Where a line contains the word "language", copy that line.

(Dataset records)
** start **
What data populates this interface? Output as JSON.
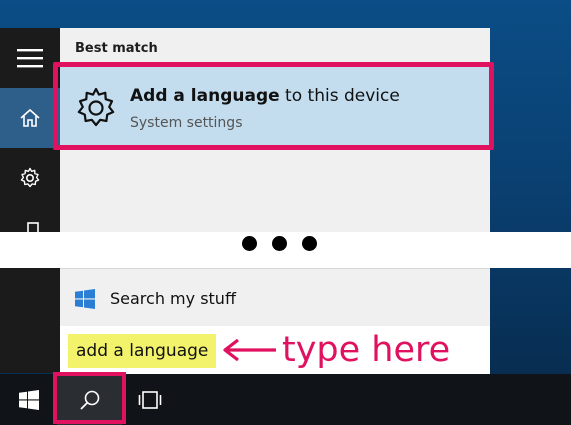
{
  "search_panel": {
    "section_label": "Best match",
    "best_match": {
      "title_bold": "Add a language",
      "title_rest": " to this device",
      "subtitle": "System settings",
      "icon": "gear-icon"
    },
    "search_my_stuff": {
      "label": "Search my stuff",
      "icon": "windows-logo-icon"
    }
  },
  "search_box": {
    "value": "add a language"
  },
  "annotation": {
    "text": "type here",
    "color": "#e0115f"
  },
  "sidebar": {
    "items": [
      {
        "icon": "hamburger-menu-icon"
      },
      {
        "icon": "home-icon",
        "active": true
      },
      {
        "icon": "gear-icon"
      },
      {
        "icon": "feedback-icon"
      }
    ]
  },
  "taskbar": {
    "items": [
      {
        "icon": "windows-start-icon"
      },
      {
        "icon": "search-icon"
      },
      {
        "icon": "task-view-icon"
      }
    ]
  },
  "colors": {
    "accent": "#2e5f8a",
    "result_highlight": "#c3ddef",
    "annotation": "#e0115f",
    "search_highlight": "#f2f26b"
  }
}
** end **
** start **
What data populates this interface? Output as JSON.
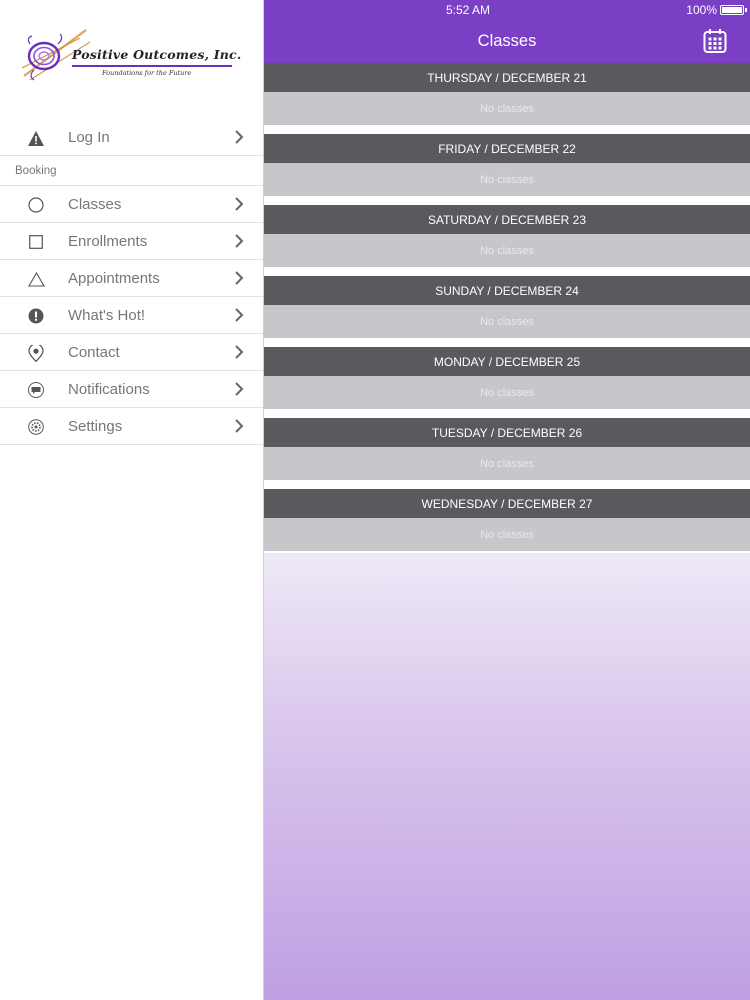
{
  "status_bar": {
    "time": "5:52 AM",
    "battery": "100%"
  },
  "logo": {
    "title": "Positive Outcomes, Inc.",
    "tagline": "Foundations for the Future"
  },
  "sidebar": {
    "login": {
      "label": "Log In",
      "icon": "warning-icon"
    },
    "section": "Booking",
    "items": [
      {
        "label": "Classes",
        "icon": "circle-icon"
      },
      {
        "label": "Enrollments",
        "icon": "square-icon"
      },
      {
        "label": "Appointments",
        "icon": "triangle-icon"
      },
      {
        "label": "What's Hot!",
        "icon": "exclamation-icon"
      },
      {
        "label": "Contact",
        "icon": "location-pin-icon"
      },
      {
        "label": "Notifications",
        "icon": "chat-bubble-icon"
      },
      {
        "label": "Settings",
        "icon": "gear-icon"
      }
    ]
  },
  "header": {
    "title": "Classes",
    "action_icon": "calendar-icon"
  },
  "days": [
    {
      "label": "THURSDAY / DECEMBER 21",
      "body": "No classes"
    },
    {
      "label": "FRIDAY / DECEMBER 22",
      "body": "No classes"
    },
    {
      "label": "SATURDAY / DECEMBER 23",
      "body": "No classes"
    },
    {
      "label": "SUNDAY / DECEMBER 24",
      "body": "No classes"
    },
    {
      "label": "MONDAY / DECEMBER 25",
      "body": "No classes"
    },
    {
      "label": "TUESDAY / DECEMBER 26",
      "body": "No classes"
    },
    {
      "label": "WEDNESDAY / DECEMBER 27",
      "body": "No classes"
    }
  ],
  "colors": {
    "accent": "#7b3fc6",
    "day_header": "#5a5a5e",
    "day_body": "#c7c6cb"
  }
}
** end **
RESULT FOR THIS TASK:
      "title_bold": "Add a language",
    "value": "add a language"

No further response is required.